:: YOUR GOAL ::
Return the number of lines that contain the word "Filtrer", and return nothing else.
──────── EXTRACTED RECORDS
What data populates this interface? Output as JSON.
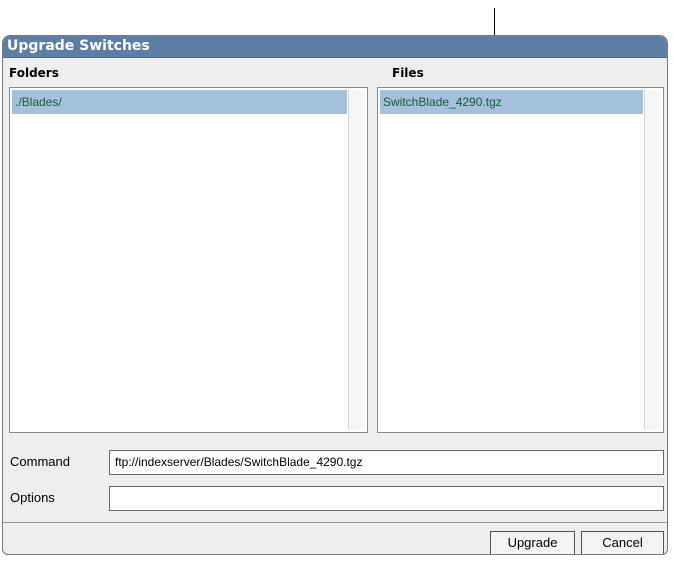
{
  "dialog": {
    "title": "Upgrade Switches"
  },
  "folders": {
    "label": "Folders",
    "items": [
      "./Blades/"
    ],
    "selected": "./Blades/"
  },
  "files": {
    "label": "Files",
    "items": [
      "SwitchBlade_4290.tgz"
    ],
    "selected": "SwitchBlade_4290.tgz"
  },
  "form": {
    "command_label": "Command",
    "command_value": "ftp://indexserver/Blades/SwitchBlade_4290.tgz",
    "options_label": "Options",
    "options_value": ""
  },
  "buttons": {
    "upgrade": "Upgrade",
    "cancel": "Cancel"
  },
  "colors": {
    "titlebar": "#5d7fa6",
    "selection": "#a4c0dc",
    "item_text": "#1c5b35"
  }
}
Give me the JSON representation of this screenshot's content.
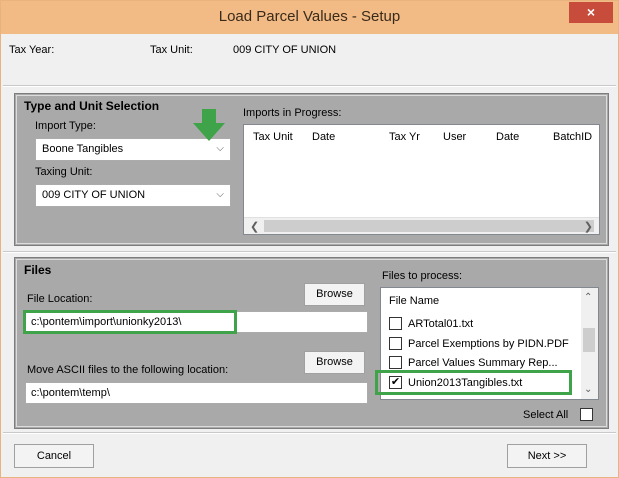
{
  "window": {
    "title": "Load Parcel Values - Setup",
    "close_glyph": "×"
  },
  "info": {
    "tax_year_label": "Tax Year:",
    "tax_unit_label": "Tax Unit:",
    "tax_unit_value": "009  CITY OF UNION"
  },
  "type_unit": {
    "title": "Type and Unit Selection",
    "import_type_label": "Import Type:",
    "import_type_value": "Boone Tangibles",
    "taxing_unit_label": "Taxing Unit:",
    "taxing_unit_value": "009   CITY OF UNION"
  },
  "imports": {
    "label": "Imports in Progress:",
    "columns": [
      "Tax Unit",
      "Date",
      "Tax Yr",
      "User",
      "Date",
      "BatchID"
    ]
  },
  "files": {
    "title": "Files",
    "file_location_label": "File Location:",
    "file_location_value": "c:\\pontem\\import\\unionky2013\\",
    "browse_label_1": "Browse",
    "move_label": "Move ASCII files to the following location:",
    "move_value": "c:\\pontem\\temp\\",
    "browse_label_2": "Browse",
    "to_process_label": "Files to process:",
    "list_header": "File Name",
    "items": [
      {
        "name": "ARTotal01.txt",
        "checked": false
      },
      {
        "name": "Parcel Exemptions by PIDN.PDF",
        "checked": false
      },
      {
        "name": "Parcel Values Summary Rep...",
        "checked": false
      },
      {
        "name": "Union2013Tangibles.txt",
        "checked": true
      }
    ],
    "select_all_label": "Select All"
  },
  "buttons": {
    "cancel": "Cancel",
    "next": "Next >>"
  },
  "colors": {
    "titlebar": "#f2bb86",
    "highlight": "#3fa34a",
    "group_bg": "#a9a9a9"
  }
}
────────────────
──────── EXTRACTED RECORDS
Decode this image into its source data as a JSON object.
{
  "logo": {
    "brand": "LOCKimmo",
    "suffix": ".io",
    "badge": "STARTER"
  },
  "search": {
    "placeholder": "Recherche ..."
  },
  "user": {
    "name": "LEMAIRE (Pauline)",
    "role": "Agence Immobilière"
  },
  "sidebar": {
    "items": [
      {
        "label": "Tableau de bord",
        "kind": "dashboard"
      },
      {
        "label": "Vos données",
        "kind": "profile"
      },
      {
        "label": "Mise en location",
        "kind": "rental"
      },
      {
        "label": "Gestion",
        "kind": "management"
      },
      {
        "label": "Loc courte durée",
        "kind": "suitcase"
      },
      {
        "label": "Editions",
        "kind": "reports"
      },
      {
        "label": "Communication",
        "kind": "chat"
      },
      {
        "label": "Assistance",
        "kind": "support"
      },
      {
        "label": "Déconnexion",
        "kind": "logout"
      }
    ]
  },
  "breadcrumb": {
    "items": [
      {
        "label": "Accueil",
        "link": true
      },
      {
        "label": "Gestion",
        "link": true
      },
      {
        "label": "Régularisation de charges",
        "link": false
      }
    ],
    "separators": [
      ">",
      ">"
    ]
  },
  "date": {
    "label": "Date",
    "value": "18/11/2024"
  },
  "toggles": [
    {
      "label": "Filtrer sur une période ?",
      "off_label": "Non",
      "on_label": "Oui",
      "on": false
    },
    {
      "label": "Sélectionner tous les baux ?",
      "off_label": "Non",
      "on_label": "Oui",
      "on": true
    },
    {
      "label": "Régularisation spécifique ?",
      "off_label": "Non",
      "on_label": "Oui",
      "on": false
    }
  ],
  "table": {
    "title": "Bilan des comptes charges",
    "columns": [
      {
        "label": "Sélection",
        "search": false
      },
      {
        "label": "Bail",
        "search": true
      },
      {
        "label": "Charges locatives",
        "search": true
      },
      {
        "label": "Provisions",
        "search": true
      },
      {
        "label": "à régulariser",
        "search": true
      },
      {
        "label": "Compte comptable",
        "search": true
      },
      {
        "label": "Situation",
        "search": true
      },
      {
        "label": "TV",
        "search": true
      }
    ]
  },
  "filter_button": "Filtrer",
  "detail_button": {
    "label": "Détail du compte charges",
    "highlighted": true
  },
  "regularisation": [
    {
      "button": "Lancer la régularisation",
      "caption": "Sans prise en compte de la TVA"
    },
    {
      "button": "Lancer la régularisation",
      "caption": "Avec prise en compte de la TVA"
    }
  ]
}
────────────────
:: EXPECTED ANSWER ::
2